===== GIVEN DATA

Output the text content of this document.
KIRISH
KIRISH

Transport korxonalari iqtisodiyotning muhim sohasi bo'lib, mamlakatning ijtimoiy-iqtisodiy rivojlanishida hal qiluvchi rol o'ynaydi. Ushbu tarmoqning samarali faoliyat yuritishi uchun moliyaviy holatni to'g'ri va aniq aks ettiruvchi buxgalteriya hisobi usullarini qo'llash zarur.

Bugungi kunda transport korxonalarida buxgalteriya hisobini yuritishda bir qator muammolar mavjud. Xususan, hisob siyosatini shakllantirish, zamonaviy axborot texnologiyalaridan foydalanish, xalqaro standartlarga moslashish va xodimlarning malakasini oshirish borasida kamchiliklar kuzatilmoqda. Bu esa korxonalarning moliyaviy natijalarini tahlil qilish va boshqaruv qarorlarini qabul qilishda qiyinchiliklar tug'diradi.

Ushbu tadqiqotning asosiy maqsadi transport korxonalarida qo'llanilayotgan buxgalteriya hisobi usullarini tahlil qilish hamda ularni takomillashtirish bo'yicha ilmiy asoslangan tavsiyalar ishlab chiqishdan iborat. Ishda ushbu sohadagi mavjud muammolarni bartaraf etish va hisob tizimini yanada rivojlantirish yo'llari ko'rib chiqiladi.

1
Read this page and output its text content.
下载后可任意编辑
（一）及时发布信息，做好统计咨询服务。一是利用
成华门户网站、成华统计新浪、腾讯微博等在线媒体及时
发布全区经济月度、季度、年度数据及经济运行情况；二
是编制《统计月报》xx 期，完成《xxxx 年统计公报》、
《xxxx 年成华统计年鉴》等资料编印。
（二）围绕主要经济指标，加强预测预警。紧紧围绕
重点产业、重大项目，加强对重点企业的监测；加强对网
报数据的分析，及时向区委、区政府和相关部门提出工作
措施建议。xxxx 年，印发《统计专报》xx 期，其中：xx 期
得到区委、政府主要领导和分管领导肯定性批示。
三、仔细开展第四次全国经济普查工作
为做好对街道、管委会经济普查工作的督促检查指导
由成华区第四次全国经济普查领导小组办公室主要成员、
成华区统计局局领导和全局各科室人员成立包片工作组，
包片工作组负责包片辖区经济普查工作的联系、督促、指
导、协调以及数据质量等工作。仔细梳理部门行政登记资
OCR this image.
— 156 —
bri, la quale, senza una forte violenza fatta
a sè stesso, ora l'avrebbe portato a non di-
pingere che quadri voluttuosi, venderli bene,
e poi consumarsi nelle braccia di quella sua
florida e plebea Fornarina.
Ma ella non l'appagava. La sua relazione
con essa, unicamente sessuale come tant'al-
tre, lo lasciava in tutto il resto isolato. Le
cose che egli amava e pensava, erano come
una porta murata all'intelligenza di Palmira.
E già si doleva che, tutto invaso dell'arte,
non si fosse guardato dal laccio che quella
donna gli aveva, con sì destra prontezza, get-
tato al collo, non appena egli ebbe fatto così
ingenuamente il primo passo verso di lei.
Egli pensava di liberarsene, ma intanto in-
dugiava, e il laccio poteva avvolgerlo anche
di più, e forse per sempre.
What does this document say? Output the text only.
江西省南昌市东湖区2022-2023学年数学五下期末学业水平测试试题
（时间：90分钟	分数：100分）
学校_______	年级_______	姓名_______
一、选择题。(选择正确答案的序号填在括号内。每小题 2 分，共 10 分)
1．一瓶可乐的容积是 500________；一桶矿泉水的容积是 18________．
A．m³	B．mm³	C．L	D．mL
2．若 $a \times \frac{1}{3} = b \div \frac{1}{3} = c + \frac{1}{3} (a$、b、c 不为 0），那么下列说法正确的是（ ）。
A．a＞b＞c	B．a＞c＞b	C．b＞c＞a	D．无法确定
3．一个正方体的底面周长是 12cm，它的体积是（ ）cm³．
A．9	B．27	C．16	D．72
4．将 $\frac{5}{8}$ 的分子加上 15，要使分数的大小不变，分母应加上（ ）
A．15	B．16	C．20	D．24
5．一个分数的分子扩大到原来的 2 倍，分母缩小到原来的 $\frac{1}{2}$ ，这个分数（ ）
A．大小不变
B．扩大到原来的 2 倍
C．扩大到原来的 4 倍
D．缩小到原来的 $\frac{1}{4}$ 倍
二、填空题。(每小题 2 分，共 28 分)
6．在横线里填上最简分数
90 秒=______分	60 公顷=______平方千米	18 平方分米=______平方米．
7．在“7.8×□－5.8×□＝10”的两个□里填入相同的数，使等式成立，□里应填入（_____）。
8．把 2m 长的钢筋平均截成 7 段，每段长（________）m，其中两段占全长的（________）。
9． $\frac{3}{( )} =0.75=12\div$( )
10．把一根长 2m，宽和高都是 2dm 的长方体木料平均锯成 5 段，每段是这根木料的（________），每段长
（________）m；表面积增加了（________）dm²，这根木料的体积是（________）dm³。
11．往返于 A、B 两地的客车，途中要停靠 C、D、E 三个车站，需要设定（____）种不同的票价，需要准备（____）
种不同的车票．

==========

Quote each line above in full, word for word.

» **ANSWER BELOW**:
Output the text content of this document.
KIRISH
KIRISH

Transport korxonalari iqtisodiyotning muhim sohasi bo'lib, mamlakatning ijtimoiy-iqtisodiy rivojlanishida hal qiluvchi rol o'ynaydi. Ushbu tarmoqning samarali faoliyat yuritishi uchun moliyaviy holatni to'g'ri va aniq aks ettiruvchi buxgalteriya hisobi usullarini qo'llash zarur.

Bugungi kunda transport korxonalarida buxgalteriya hisobini yuritishda bir qator muammolar mavjud. Xususan, hisob siyosatini shakllantirish, zamonaviy axborot texnologiyalaridan foydalanish, xalqaro standartlarga moslashish va xodimlarning malakasini oshirish borasida kamchiliklar kuzatilmoqda. Bu esa korxonalarning moliyaviy natijalarini tahlil qilish va boshqaruv qarorlarini qabul qilishda qiyinchiliklar tug'diradi.

Ushbu tadqiqotning asosiy maqsadi transport korxonalarida qo'llanilayotgan buxgalteriya hisobi usullarini tahlil qilish hamda ularni takomillashtirish bo'yicha ilmiy asoslangan tavsiyalar ishlab chiqishdan iborat. Ishda ushbu sohadagi mavjud muammolarni bartaraf etish va hisob tizimini yanada rivojlantirish yo'llari ko'rib chiqiladi.

1
Read this page and output its text content.
下载后可任意编辑
（一）及时发布信息，做好统计咨询服务。一是利用
成华门户网站、成华统计新浪、腾讯微博等在线媒体及时
发布全区经济月度、季度、年度数据及经济运行情况；二
是编制《统计月报》xx 期，完成《xxxx 年统计公报》、
《xxxx 年成华统计年鉴》等资料编印。
（二）围绕主要经济指标，加强预测预警。紧紧围绕
重点产业、重大项目，加强对重点企业的监测；加强对网
报数据的分析，及时向区委、区政府和相关部门提出工作
措施建议。xxxx 年，印发《统计专报》xx 期，其中：xx 期
得到区委、政府主要领导和分管领导肯定性批示。
三、仔细开展第四次全国经济普查工作
为做好对街道、管委会经济普查工作的督促检查指导
由成华区第四次全国经济普查领导小组办公室主要成员、
成华区统计局局领导和全局各科室人员成立包片工作组，
包片工作组负责包片辖区经济普查工作的联系、督促、指
导、协调以及数据质量等工作。仔细梳理部门行政登记资
OCR this image.
— 156 —
bri, la quale, senza una forte violenza fatta
a sè stesso, ora l'avrebbe portato a non di-
pingere che quadri voluttuosi, venderli bene,
e poi consumarsi nelle braccia di quella sua
florida e plebea Fornarina.
Ma ella non l'appagava. La sua relazione
con essa, unicamente sessuale come tant'al-
tre, lo lasciava in tutto il resto isolato. Le
cose che egli amava e pensava, erano come
una porta murata all'intelligenza di Palmira.
E già si doleva che, tutto invaso dell'arte,
non si fosse guardato dal laccio che quella
donna gli aveva, con sì destra prontezza, get-
tato al collo, non appena egli ebbe fatto così
ingenuamente il primo passo verso di lei.
Egli pensava di liberarsene, ma intanto in-
dugiava, e il laccio poteva avvolgerlo anche
di più, e forse per sempre.
What does this document say? Output the text only.
江西省南昌市东湖区2022-2023学年数学五下期末学业水平测试试题
（时间：90分钟	分数：100分）
学校_______	年级_______	姓名_______
一、选择题。(选择正确答案的序号填在括号内。每小题 2 分，共 10 分)
1．一瓶可乐的容积是 500________；一桶矿泉水的容积是 18________．
A．m³	B．mm³	C．L	D．mL
2．若 $a \times \frac{1}{3} = b \div \frac{1}{3} = c + \frac{1}{3} (a$、b、c 不为 0），那么下列说法正确的是（ ）。
A．a＞b＞c	B．a＞c＞b	C．b＞c＞a	D．无法确定
3．一个正方体的底面周长是 12cm，它的体积是（ ）cm³．
A．9	B．27	C．16	D．72
4．将 $\frac{5}{8}$ 的分子加上 15，要使分数的大小不变，分母应加上（ ）
A．15	B．16	C．20	D．24
5．一个分数的分子扩大到原来的 2 倍，分母缩小到原来的 $\frac{1}{2}$ ，这个分数（ ）
A．大小不变
B．扩大到原来的 2 倍
C．扩大到原来的 4 倍
D．缩小到原来的 $\frac{1}{4}$ 倍
二、填空题。(每小题 2 分，共 28 分)
6．在横线里填上最简分数
90 秒=______分	60 公顷=______平方千米	18 平方分米=______平方米．
7．在“7.8×□－5.8×□＝10”的两个□里填入相同的数，使等式成立，□里应填入（_____）。
8．把 2m 长的钢筋平均截成 7 段，每段长（________）m，其中两段占全长的（________）。
9． $\frac{3}{( )} =0.75=12\div$( )
10．把一根长 2m，宽和高都是 2dm 的长方体木料平均锯成 5 段，每段是这根木料的（________），每段长
（________）m；表面积增加了（________）dm²，这根木料的体积是（________）dm³。
11．往返于 A、B 两地的客车，途中要停靠 C、D、E 三个车站，需要设定（____）种不同的票价，需要准备（____）
种不同的车票．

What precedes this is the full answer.